--- start of RECORDS ---

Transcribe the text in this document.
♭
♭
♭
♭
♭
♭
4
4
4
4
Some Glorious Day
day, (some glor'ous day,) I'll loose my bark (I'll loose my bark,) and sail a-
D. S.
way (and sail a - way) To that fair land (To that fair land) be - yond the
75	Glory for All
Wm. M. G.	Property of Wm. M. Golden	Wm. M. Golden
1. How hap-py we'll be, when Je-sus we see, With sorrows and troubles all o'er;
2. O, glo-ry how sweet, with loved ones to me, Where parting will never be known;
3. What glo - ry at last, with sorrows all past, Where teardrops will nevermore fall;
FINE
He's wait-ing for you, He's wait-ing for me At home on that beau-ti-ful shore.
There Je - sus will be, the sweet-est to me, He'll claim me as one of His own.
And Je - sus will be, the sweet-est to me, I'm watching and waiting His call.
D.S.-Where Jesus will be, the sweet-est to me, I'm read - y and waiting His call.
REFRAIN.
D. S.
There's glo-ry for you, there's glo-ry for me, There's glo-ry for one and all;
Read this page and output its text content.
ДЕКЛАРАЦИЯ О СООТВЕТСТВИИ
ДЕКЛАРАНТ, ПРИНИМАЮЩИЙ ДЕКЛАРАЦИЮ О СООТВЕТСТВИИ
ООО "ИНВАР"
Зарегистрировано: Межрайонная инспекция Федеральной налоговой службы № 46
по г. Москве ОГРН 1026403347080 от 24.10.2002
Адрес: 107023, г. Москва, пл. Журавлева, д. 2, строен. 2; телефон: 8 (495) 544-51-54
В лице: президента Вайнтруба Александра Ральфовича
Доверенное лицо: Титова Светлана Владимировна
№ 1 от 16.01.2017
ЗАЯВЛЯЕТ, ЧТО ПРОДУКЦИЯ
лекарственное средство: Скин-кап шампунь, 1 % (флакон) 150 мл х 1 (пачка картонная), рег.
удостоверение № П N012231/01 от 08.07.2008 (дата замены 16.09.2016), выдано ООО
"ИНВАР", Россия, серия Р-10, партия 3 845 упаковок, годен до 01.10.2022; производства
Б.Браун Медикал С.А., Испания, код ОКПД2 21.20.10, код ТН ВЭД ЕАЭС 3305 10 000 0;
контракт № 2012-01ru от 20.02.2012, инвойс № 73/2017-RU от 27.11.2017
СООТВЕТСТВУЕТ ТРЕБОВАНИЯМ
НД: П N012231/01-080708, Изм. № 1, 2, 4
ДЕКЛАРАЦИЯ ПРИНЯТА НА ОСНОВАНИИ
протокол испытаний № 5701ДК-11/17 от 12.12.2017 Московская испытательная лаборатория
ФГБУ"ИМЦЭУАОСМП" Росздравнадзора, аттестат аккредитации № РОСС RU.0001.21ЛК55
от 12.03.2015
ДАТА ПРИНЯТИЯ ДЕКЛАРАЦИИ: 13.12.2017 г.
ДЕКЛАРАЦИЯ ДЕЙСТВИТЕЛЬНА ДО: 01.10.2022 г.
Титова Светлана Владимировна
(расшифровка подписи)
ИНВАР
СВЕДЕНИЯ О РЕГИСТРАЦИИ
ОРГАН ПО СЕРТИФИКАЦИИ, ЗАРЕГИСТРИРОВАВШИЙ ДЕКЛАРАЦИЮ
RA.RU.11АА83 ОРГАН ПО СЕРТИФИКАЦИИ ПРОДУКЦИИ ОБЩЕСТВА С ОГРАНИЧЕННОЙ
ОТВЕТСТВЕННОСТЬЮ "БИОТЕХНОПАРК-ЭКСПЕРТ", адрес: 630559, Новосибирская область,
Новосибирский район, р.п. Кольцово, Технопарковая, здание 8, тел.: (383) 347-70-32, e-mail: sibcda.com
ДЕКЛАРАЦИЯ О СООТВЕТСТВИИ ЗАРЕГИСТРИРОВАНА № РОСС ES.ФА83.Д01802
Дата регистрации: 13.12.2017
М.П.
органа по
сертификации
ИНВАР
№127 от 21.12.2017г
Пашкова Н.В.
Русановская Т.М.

--- end of RECORDS ---

#### [EXERCISE OBJECTIVE]
Filter the listing for the word "sail" and copy every line that holds it.

#### [RESPONSE BELOW]
day, (some glor'ous day,) I'll loose my bark (I'll loose my bark,) and sail a-
way (and sail a - way) To that fair land (To that fair land) be - yond the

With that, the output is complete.